** Records **

** start **

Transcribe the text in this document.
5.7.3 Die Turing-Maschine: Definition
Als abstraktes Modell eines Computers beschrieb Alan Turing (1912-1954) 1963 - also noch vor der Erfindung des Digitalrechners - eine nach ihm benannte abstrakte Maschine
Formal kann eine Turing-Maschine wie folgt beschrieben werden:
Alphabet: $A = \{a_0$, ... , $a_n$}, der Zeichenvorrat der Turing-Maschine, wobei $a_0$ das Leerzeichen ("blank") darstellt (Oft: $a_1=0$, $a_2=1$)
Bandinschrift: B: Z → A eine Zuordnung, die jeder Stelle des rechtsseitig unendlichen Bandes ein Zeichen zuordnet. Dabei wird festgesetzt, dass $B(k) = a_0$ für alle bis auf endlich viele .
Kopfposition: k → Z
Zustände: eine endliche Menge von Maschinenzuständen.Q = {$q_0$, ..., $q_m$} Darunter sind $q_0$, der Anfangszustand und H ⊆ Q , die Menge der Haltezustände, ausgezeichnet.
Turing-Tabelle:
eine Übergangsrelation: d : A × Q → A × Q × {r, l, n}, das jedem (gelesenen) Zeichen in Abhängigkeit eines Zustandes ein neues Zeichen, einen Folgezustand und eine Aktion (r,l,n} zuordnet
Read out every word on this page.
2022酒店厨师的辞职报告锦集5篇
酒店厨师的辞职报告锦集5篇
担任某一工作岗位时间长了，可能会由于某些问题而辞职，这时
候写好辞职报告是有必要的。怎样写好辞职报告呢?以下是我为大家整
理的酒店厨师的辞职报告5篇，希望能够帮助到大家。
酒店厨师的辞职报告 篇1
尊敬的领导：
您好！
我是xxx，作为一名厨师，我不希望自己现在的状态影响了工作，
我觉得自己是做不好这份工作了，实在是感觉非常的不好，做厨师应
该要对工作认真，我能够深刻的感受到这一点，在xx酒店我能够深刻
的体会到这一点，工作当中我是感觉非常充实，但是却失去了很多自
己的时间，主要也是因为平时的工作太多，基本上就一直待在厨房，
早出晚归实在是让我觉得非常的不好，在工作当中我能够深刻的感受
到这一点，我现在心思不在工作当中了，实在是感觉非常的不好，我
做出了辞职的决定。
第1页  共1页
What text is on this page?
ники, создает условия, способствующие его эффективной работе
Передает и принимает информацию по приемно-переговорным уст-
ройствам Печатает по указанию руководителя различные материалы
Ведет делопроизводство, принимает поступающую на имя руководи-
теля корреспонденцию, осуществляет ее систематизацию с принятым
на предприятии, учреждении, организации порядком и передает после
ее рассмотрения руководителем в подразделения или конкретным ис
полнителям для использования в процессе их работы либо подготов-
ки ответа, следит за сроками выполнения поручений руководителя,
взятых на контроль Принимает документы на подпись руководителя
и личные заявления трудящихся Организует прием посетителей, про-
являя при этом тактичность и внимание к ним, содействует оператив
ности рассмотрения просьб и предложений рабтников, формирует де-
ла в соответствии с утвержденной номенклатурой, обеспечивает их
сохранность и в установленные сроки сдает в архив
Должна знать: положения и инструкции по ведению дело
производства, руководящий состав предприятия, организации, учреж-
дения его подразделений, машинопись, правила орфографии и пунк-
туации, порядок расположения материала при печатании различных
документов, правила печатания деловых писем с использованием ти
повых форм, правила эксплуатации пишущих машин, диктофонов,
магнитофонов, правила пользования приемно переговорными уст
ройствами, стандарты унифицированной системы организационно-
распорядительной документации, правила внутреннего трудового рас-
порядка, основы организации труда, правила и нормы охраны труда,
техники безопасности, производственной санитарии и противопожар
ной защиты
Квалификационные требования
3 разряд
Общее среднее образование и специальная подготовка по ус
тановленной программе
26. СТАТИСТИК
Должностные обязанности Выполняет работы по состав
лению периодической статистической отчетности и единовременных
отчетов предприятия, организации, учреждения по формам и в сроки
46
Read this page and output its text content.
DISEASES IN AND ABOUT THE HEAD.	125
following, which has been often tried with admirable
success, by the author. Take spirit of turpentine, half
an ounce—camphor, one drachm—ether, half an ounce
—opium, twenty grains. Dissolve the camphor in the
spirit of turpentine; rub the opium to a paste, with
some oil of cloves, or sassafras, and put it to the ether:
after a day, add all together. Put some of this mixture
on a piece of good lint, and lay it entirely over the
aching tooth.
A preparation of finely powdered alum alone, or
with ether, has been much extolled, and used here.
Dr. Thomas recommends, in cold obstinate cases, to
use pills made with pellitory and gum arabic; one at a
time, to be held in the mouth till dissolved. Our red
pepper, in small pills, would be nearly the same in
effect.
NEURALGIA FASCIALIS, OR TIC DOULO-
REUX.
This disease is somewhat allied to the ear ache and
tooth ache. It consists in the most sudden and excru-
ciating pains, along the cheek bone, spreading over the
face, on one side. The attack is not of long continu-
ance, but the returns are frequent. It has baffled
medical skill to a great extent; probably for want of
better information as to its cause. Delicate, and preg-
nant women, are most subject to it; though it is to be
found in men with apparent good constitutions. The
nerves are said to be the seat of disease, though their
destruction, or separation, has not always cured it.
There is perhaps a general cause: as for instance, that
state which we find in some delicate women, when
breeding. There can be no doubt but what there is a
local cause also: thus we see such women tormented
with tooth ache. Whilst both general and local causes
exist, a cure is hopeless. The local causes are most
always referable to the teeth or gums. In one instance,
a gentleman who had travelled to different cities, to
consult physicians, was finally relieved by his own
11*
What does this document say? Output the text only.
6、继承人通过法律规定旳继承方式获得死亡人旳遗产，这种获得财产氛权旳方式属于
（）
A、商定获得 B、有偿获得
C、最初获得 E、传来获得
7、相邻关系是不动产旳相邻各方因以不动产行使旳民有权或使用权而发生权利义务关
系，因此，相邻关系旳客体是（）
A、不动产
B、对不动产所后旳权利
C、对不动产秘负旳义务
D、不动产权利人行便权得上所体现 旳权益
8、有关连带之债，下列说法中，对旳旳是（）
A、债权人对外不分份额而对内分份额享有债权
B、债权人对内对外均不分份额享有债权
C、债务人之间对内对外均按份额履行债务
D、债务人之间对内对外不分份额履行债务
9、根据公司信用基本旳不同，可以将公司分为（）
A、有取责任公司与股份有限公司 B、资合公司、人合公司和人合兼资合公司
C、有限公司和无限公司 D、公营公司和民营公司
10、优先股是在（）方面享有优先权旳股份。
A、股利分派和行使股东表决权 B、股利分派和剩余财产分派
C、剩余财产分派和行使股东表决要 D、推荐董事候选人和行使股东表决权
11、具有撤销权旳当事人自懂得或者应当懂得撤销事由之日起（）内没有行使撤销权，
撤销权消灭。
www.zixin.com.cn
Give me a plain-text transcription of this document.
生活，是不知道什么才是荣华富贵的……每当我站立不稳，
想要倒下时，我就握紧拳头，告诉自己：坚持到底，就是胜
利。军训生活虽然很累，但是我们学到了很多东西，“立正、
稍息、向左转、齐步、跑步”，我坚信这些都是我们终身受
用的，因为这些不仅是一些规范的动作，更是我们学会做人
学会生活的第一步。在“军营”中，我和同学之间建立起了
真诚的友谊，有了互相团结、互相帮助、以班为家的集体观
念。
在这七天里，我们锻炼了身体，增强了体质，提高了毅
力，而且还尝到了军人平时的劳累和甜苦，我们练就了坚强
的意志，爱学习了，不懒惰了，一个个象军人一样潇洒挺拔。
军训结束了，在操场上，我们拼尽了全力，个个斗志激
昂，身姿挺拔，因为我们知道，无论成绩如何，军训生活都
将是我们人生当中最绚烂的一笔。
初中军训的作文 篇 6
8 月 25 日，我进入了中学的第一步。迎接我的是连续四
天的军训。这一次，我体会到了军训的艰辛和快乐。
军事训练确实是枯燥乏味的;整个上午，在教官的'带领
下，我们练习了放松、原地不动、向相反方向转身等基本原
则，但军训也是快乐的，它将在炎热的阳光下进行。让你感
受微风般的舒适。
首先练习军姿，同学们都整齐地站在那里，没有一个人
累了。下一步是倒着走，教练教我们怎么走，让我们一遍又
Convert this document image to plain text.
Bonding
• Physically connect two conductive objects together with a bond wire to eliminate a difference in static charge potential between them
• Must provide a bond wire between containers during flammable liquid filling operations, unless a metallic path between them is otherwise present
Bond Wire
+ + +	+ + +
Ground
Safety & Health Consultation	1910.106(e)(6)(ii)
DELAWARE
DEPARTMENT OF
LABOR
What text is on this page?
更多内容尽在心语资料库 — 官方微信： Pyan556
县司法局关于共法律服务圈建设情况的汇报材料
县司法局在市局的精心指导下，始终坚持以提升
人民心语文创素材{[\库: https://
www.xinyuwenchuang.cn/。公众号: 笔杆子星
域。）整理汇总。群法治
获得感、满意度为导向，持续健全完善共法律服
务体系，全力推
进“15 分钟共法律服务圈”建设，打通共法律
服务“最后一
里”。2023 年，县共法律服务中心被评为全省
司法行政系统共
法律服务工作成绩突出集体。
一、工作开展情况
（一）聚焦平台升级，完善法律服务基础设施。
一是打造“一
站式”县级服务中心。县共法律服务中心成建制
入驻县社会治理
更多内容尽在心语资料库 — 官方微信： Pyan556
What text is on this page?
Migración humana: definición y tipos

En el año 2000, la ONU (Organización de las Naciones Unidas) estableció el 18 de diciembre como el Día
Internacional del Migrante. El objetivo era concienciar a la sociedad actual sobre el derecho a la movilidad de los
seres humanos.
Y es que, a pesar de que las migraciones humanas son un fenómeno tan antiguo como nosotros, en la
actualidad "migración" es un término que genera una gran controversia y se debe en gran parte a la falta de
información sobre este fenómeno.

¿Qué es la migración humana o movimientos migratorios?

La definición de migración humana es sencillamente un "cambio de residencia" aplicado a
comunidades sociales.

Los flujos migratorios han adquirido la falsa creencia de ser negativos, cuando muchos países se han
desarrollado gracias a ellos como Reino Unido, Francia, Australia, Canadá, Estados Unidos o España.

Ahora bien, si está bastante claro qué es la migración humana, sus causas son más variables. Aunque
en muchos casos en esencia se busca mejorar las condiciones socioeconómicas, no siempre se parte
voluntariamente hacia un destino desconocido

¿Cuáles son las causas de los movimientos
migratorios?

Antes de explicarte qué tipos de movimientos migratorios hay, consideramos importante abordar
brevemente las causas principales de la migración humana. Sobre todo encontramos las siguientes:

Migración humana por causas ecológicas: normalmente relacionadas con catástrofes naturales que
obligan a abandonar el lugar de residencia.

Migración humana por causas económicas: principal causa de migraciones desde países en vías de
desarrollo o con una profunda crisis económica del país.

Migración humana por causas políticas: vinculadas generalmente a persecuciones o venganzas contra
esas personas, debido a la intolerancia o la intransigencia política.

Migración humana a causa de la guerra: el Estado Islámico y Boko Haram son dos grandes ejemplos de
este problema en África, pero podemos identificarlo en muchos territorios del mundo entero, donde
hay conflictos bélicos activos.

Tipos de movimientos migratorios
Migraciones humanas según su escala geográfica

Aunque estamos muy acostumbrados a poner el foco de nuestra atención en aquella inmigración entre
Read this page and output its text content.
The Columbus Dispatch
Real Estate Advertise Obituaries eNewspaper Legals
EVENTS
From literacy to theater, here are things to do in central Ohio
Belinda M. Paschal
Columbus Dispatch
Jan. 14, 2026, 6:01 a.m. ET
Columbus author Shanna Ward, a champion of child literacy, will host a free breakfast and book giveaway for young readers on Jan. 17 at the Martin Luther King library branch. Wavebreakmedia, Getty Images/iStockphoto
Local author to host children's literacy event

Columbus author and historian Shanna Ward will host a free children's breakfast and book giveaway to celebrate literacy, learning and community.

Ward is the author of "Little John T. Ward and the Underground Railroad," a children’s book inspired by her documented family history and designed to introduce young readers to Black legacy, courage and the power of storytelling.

** end **

** Exercise task **
Report only a number: how many lines in the material above contain the string "together".

** Task answer **
2